Exercise instructions:
Pull out every line below holding the word "ahead".

[Start of Listed records]

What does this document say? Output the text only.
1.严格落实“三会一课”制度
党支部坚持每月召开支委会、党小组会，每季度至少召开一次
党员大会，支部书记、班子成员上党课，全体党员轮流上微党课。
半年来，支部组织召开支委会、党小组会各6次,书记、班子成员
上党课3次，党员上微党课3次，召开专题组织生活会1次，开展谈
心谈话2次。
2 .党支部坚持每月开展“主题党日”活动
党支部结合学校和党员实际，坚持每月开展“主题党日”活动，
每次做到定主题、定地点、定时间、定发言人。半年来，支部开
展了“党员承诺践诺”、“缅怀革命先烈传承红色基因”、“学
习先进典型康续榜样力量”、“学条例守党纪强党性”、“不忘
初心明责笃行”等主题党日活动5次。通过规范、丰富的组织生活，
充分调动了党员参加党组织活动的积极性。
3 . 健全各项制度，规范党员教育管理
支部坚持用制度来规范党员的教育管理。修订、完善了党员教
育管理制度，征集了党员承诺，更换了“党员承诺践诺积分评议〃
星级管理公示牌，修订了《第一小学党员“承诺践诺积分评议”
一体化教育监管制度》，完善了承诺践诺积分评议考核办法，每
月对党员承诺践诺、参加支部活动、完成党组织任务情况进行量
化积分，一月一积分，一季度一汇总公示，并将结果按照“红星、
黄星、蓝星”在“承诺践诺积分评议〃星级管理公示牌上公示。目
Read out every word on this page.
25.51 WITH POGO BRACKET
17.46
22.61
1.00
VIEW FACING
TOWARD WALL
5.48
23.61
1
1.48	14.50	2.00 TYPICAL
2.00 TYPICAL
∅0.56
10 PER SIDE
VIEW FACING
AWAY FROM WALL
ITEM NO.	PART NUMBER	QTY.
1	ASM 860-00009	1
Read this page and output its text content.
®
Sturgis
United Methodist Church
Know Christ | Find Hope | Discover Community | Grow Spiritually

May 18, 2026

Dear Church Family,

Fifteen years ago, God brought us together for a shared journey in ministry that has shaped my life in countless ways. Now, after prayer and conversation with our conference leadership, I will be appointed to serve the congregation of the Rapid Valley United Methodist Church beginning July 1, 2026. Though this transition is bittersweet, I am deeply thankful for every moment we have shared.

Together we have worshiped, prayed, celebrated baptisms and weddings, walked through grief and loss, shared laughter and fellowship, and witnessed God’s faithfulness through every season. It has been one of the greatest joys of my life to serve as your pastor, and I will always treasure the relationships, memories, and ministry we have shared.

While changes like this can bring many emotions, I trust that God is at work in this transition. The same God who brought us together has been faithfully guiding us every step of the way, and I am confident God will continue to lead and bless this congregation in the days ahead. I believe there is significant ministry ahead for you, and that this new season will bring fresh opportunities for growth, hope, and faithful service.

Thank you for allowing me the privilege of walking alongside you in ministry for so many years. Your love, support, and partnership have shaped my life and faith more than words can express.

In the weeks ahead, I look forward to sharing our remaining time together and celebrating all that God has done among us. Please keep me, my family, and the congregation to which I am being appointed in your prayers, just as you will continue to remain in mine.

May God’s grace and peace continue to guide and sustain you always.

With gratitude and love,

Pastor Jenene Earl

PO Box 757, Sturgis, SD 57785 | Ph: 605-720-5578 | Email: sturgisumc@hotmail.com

[End of Listed records]

Written solution:
While changes like this can bring many emotions, I trust that God is at work in this transition. The same God who brought us together has been faithfully guiding us every step of the way, and I am confident God will continue to lead and bless this congregation in the days ahead. I believe there is significant ministry ahead for you, and that this new season will bring fresh opportunities for growth, hope, and faithful service.
In the weeks ahead, I look forward to sharing our remaining time together and celebrating all that God has done among us. Please keep me, my family, and the congregation to which I am being appointed in your prayers, just as you will continue to remain in mine.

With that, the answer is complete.